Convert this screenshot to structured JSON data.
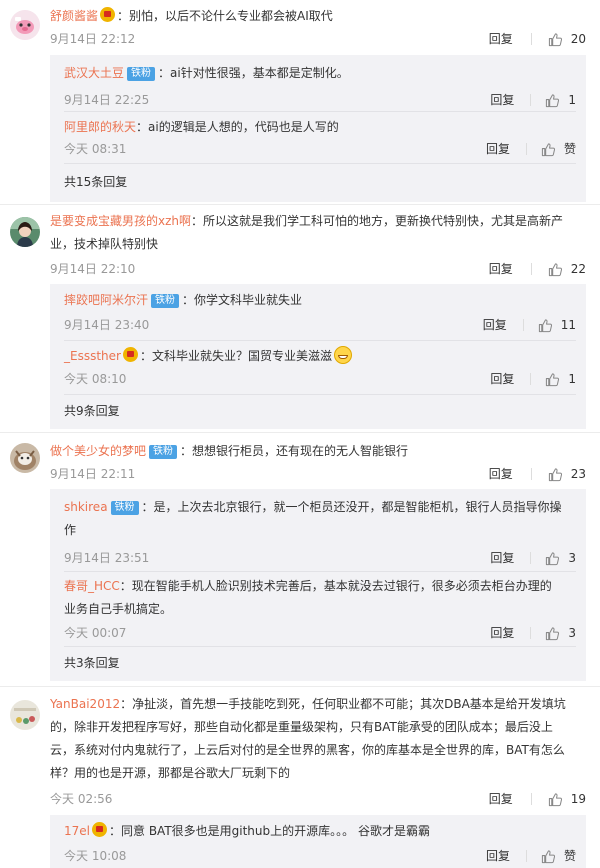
{
  "comments": [
    {
      "user": "舒颜酱酱",
      "text": "：别怕，以后不论什么专业都会被AI取代",
      "time": "9月14日 22:12",
      "reply_label": "回复",
      "likes": "20",
      "replies": [
        {
          "user": "武汉大土豆",
          "badge": "铁粉",
          "text": "：ai针对性很强，基本都是定制化。",
          "time": "9月14日 22:25",
          "reply_label": "回复",
          "likes": "1"
        },
        {
          "user": "阿里郎的秋天",
          "text": "：ai的逻辑是人想的，代码也是人写的",
          "time": "今天 08:31",
          "reply_label": "回复",
          "likes": "赞"
        }
      ],
      "more": "共15条回复"
    },
    {
      "user": "是要变成宝藏男孩的xzh啊",
      "text_line1": "：所以这就是我们学工科可怕的地方，更新换代特别快，尤其是高新产",
      "text_line2": "业，技术掉队特别快",
      "time": "9月14日 22:10",
      "reply_label": "回复",
      "likes": "22",
      "replies": [
        {
          "user": "摔跤吧阿米尔汗",
          "badge": "铁粉",
          "text": "：你学文科毕业就失业",
          "time": "9月14日 23:40",
          "reply_label": "回复",
          "likes": "11"
        },
        {
          "user": "_Esssther",
          "text": "：文科毕业就失业？国贸专业美滋滋",
          "time": "今天 08:10",
          "reply_label": "回复",
          "likes": "1"
        }
      ],
      "more": "共9条回复"
    },
    {
      "user": "做个美少女的梦吧",
      "badge": "铁粉",
      "text": "：想想银行柜员，还有现在的无人智能银行",
      "time": "9月14日 22:11",
      "reply_label": "回复",
      "likes": "23",
      "replies": [
        {
          "user": "shkirea",
          "badge": "铁粉",
          "text_line1": "：是，上次去北京银行，就一个柜员还没开，都是智能柜机，银行人员指导你操",
          "text_line2": "作",
          "time": "9月14日 23:51",
          "reply_label": "回复",
          "likes": "3"
        },
        {
          "user": "春哥_HCC",
          "text_line1": "：现在智能手机人脸识别技术完善后，基本就没去过银行，很多必须去柜台办理的",
          "text_line2": "业务自己手机搞定。",
          "time": "今天 00:07",
          "reply_label": "回复",
          "likes": "3"
        }
      ],
      "more": "共3条回复"
    },
    {
      "user": "YanBai2012",
      "text_line1": "：净扯淡，首先想一手技能吃到死，任何职业都不可能；其次DBA基本是给开发填坑",
      "text_line2": "的，除非开发把程序写好，那些自动化都是重量级架构，只有BAT能承受的团队成本；最后没上",
      "text_line3": "云，系统对付内鬼就行了，上云后对付的是全世界的黑客，你的库基本是全世界的库，BAT有怎么",
      "text_line4": "样？用的也是开源，那都是谷歌大厂玩剩下的",
      "time": "今天 02:56",
      "reply_label": "回复",
      "likes": "19",
      "replies": [
        {
          "user": "17el",
          "text": "：同意 BAT很多也是用github上的开源库。。。 谷歌才是霸霸",
          "time": "今天 10:08",
          "reply_label": "回复",
          "likes": "赞"
        }
      ]
    }
  ],
  "colors": {
    "username": "#eb7350",
    "badge": "#4ba2e4",
    "reply_bg": "#f2f2f5",
    "meta": "#999999"
  },
  "icons": {
    "like": "thumbs-up-icon",
    "vip": "vip-badge-icon",
    "emoji": "grin-emoji-icon"
  }
}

• • • •

Exercise brief ▸
Every record above must be given again exactly; drop the pictures.

Result ▸
Convert this screenshot to structured JSON data.
{
  "comments": [
    {
      "user": "舒颜酱酱",
      "text": "：别怕，以后不论什么专业都会被AI取代",
      "time": "9月14日 22:12",
      "reply_label": "回复",
      "likes": "20",
      "replies": [
        {
          "user": "武汉大土豆",
          "badge": "铁粉",
          "text": "：ai针对性很强，基本都是定制化。",
          "time": "9月14日 22:25",
          "reply_label": "回复",
          "likes": "1"
        },
        {
          "user": "阿里郎的秋天",
          "text": "：ai的逻辑是人想的，代码也是人写的",
          "time": "今天 08:31",
          "reply_label": "回复",
          "likes": "赞"
        }
      ],
      "more": "共15条回复"
    },
    {
      "user": "是要变成宝藏男孩的xzh啊",
      "text_line1": "：所以这就是我们学工科可怕的地方，更新换代特别快，尤其是高新产",
      "text_line2": "业，技术掉队特别快",
      "time": "9月14日 22:10",
      "reply_label": "回复",
      "likes": "22",
      "replies": [
        {
          "user": "摔跤吧阿米尔汗",
          "badge": "铁粉",
          "text": "：你学文科毕业就失业",
          "time": "9月14日 23:40",
          "reply_label": "回复",
          "likes": "11"
        },
        {
          "user": "_Esssther",
          "text": "：文科毕业就失业？国贸专业美滋滋",
          "time": "今天 08:10",
          "reply_label": "回复",
          "likes": "1"
        }
      ],
      "more": "共9条回复"
    },
    {
      "user": "做个美少女的梦吧",
      "badge": "铁粉",
      "text": "：想想银行柜员，还有现在的无人智能银行",
      "time": "9月14日 22:11",
      "reply_label": "回复",
      "likes": "23",
      "replies": [
        {
          "user": "shkirea",
          "badge": "铁粉",
          "text_line1": "：是，上次去北京银行，就一个柜员还没开，都是智能柜机，银行人员指导你操",
          "text_line2": "作",
          "time": "9月14日 23:51",
          "reply_label": "回复",
          "likes": "3"
        },
        {
          "user": "春哥_HCC",
          "text_line1": "：现在智能手机人脸识别技术完善后，基本就没去过银行，很多必须去柜台办理的",
          "text_line2": "业务自己手机搞定。",
          "time": "今天 00:07",
          "reply_label": "回复",
          "likes": "3"
        }
      ],
      "more": "共3条回复"
    },
    {
      "user": "YanBai2012",
      "text_line1": "：净扯淡，首先想一手技能吃到死，任何职业都不可能；其次DBA基本是给开发填坑",
      "text_line2": "的，除非开发把程序写好，那些自动化都是重量级架构，只有BAT能承受的团队成本；最后没上",
      "text_line3": "云，系统对付内鬼就行了，上云后对付的是全世界的黑客，你的库基本是全世界的库，BAT有怎么",
      "text_line4": "样？用的也是开源，那都是谷歌大厂玩剩下的",
      "time": "今天 02:56",
      "reply_label": "回复",
      "likes": "19",
      "replies": [
        {
          "user": "17el",
          "text": "：同意 BAT很多也是用github上的开源库。。。 谷歌才是霸霸",
          "time": "今天 10:08",
          "reply_label": "回复",
          "likes": "赞"
        }
      ]
    }
  ],
  "colors": {
    "username": "#eb7350",
    "badge": "#4ba2e4",
    "reply_bg": "#f2f2f5",
    "meta": "#999999"
  },
  "icons": {
    "like": "thumbs-up-icon",
    "vip": "vip-badge-icon",
    "emoji": "grin-emoji-icon"
  }
}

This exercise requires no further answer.